-- START OF Input material --

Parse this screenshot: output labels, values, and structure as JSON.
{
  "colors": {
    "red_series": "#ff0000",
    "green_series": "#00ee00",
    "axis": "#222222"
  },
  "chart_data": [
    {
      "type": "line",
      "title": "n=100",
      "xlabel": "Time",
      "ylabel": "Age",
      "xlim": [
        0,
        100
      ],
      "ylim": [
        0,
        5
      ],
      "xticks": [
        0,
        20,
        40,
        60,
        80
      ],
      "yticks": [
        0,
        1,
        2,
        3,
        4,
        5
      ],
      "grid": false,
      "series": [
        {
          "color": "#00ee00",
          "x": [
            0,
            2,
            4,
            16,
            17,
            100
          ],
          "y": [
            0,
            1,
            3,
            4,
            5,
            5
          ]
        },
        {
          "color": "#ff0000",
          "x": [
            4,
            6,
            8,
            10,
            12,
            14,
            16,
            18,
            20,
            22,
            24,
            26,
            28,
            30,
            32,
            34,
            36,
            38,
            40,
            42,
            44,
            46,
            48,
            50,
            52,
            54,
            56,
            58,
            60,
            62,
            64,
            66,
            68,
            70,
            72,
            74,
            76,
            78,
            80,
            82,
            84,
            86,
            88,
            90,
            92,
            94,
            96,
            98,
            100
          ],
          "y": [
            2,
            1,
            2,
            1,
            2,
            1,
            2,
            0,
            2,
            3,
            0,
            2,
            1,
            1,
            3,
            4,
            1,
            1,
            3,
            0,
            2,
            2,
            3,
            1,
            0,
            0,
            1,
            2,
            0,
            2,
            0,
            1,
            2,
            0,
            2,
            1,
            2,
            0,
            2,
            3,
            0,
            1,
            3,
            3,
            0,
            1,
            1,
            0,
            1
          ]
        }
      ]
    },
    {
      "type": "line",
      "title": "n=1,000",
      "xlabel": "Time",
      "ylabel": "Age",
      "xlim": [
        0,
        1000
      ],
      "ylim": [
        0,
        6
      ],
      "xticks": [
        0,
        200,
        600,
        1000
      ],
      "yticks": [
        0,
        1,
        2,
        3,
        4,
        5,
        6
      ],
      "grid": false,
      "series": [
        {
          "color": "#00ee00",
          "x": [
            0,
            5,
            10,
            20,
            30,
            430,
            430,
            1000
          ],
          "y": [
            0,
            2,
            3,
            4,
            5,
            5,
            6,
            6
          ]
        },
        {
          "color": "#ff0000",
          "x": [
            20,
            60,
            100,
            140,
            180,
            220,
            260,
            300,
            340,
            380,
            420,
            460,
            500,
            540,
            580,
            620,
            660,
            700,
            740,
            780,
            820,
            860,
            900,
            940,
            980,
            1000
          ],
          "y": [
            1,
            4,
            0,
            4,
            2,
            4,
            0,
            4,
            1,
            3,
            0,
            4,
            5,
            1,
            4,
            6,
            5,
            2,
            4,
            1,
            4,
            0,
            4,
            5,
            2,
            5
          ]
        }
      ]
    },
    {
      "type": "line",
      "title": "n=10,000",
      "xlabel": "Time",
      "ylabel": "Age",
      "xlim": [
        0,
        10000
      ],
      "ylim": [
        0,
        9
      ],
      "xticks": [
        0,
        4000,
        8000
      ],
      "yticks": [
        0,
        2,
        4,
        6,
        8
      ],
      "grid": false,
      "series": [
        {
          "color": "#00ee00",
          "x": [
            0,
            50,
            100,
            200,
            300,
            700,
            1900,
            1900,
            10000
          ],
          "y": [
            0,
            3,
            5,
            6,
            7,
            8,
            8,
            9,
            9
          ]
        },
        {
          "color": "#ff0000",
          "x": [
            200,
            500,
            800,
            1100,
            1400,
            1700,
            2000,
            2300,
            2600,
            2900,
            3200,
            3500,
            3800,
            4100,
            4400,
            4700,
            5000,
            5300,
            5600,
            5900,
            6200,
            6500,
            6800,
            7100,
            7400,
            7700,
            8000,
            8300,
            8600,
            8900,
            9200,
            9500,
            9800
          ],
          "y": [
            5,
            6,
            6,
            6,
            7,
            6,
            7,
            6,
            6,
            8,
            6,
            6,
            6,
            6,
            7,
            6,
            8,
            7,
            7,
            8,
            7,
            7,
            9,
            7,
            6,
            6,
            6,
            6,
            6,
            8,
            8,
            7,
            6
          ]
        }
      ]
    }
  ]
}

-- END OF Input material --

## Goal
Return every record, word for word.

## Answer to the problem
Parse this screenshot: output labels, values, and structure as JSON.
{
  "colors": {
    "red_series": "#ff0000",
    "green_series": "#00ee00",
    "axis": "#222222"
  },
  "chart_data": [
    {
      "type": "line",
      "title": "n=100",
      "xlabel": "Time",
      "ylabel": "Age",
      "xlim": [
        0,
        100
      ],
      "ylim": [
        0,
        5
      ],
      "xticks": [
        0,
        20,
        40,
        60,
        80
      ],
      "yticks": [
        0,
        1,
        2,
        3,
        4,
        5
      ],
      "grid": false,
      "series": [
        {
          "color": "#00ee00",
          "x": [
            0,
            2,
            4,
            16,
            17,
            100
          ],
          "y": [
            0,
            1,
            3,
            4,
            5,
            5
          ]
        },
        {
          "color": "#ff0000",
          "x": [
            4,
            6,
            8,
            10,
            12,
            14,
            16,
            18,
            20,
            22,
            24,
            26,
            28,
            30,
            32,
            34,
            36,
            38,
            40,
            42,
            44,
            46,
            48,
            50,
            52,
            54,
            56,
            58,
            60,
            62,
            64,
            66,
            68,
            70,
            72,
            74,
            76,
            78,
            80,
            82,
            84,
            86,
            88,
            90,
            92,
            94,
            96,
            98,
            100
          ],
          "y": [
            2,
            1,
            2,
            1,
            2,
            1,
            2,
            0,
            2,
            3,
            0,
            2,
            1,
            1,
            3,
            4,
            1,
            1,
            3,
            0,
            2,
            2,
            3,
            1,
            0,
            0,
            1,
            2,
            0,
            2,
            0,
            1,
            2,
            0,
            2,
            1,
            2,
            0,
            2,
            3,
            0,
            1,
            3,
            3,
            0,
            1,
            1,
            0,
            1
          ]
        }
      ]
    },
    {
      "type": "line",
      "title": "n=1,000",
      "xlabel": "Time",
      "ylabel": "Age",
      "xlim": [
        0,
        1000
      ],
      "ylim": [
        0,
        6
      ],
      "xticks": [
        0,
        200,
        600,
        1000
      ],
      "yticks": [
        0,
        1,
        2,
        3,
        4,
        5,
        6
      ],
      "grid": false,
      "series": [
        {
          "color": "#00ee00",
          "x": [
            0,
            5,
            10,
            20,
            30,
            430,
            430,
            1000
          ],
          "y": [
            0,
            2,
            3,
            4,
            5,
            5,
            6,
            6
          ]
        },
        {
          "color": "#ff0000",
          "x": [
            20,
            60,
            100,
            140,
            180,
            220,
            260,
            300,
            340,
            380,
            420,
            460,
            500,
            540,
            580,
            620,
            660,
            700,
            740,
            780,
            820,
            860,
            900,
            940,
            980,
            1000
          ],
          "y": [
            1,
            4,
            0,
            4,
            2,
            4,
            0,
            4,
            1,
            3,
            0,
            4,
            5,
            1,
            4,
            6,
            5,
            2,
            4,
            1,
            4,
            0,
            4,
            5,
            2,
            5
          ]
        }
      ]
    },
    {
      "type": "line",
      "title": "n=10,000",
      "xlabel": "Time",
      "ylabel": "Age",
      "xlim": [
        0,
        10000
      ],
      "ylim": [
        0,
        9
      ],
      "xticks": [
        0,
        4000,
        8000
      ],
      "yticks": [
        0,
        2,
        4,
        6,
        8
      ],
      "grid": false,
      "series": [
        {
          "color": "#00ee00",
          "x": [
            0,
            50,
            100,
            200,
            300,
            700,
            1900,
            1900,
            10000
          ],
          "y": [
            0,
            3,
            5,
            6,
            7,
            8,
            8,
            9,
            9
          ]
        },
        {
          "color": "#ff0000",
          "x": [
            200,
            500,
            800,
            1100,
            1400,
            1700,
            2000,
            2300,
            2600,
            2900,
            3200,
            3500,
            3800,
            4100,
            4400,
            4700,
            5000,
            5300,
            5600,
            5900,
            6200,
            6500,
            6800,
            7100,
            7400,
            7700,
            8000,
            8300,
            8600,
            8900,
            9200,
            9500,
            9800
          ],
          "y": [
            5,
            6,
            6,
            6,
            7,
            6,
            7,
            6,
            6,
            8,
            6,
            6,
            6,
            6,
            7,
            6,
            8,
            7,
            7,
            8,
            7,
            7,
            9,
            7,
            6,
            6,
            6,
            6,
            6,
            8,
            8,
            7,
            6
          ]
        }
      ]
    }
  ]
}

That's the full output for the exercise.